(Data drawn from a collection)
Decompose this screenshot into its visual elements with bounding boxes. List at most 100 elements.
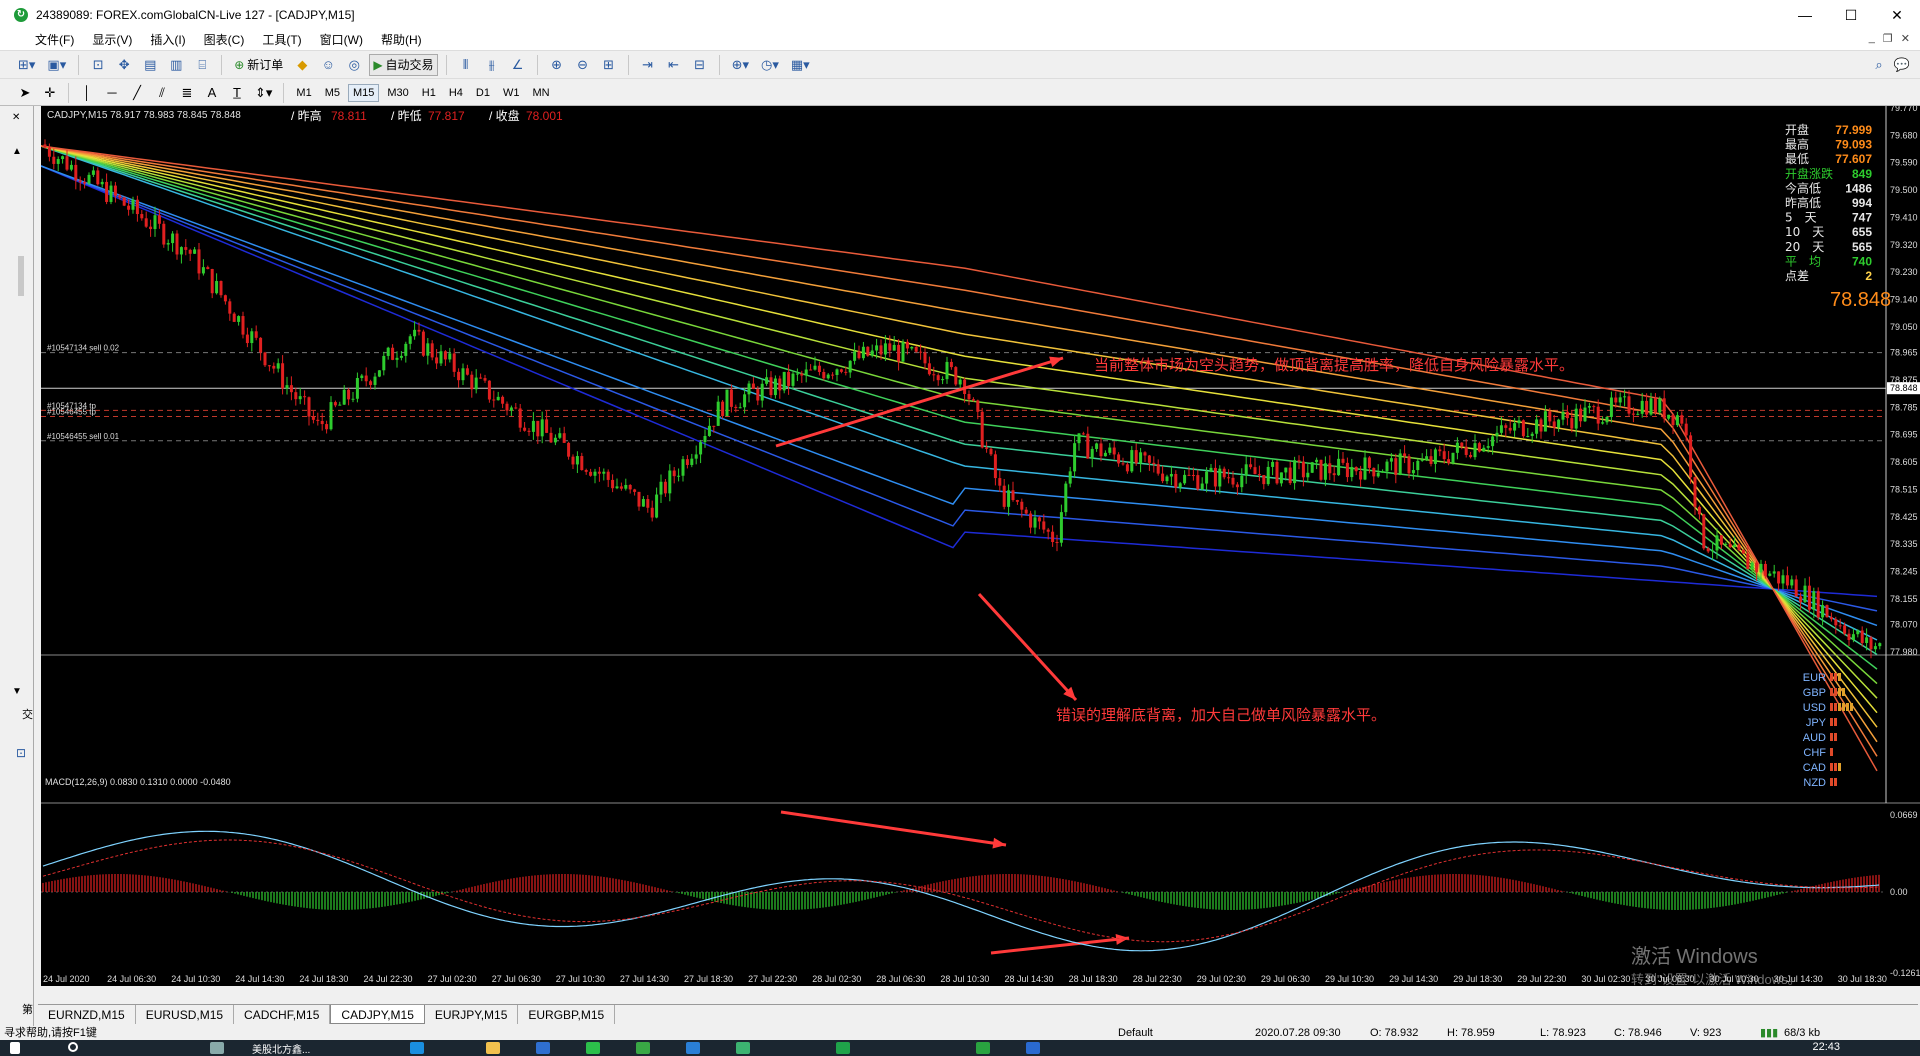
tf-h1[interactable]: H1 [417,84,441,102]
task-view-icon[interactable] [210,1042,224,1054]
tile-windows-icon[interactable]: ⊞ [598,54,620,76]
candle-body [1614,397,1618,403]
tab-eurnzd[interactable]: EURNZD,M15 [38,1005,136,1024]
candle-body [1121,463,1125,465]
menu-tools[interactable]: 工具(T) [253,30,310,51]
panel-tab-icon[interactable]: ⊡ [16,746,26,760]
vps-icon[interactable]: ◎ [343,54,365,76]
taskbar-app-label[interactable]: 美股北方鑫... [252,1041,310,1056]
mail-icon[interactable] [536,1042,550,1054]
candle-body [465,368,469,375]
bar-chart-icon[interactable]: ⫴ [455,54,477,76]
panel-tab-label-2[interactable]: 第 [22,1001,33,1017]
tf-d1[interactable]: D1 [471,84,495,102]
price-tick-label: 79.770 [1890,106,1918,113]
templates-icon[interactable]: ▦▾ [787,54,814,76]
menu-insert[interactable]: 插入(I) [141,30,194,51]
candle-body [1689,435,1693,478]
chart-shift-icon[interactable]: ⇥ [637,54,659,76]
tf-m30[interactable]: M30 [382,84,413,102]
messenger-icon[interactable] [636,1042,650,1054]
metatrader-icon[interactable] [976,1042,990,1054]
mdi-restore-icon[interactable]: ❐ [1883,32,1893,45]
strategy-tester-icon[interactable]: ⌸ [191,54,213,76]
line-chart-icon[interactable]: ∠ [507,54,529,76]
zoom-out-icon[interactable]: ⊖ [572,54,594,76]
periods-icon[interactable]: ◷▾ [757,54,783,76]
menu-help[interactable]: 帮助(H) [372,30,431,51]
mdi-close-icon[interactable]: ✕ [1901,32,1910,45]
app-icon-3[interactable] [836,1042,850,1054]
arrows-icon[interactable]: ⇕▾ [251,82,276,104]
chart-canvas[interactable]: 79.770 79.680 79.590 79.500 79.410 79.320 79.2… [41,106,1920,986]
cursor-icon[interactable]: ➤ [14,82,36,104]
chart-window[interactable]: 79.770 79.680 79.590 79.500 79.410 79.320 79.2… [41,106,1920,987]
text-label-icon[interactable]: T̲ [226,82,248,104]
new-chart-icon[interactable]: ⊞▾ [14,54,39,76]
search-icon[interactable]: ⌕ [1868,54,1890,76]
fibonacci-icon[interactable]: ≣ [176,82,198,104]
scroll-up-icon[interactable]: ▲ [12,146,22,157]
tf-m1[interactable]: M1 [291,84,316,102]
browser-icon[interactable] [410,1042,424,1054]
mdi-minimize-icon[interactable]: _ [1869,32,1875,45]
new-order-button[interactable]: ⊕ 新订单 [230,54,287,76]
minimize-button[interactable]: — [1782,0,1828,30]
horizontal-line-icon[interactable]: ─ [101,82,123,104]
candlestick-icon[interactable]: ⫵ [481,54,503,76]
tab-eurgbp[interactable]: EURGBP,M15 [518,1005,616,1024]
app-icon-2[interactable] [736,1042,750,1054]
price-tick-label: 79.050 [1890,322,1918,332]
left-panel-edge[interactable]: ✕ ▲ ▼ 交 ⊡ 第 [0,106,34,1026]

__GOAL__.
In the rows, take the stretch from the line containing "tf-h1[interactable]: H1 [417,84,441,102]" through the line containing "templates-icon[interactable]: ▦▾ [787,54,814,76]" and switch each "candle-body" to "candlestick-body". Write out only those lines again, with everything else left as it is.

__COMPLETE ANSWER__.
tf-h1[interactable]: H1 [417,84,441,102]
task-view-icon[interactable] [210,1042,224,1054]
tile-windows-icon[interactable]: ⊞ [598,54,620,76]
candlestick-body [1614,397,1618,403]
tab-eurnzd[interactable]: EURNZD,M15 [38,1005,136,1024]
candlestick-body [1121,463,1125,465]
menu-tools[interactable]: 工具(T) [253,30,310,51]
panel-tab-icon[interactable]: ⊡ [16,746,26,760]
vps-icon[interactable]: ◎ [343,54,365,76]
taskbar-app-label[interactable]: 美股北方鑫... [252,1041,310,1056]
mail-icon[interactable] [536,1042,550,1054]
candlestick-body [465,368,469,375]
bar-chart-icon[interactable]: ⫴ [455,54,477,76]
panel-tab-label-2[interactable]: 第 [22,1001,33,1017]
tf-d1[interactable]: D1 [471,84,495,102]
price-tick-label: 79.770 [1890,106,1918,113]
templates-icon[interactable]: ▦▾ [787,54,814,76]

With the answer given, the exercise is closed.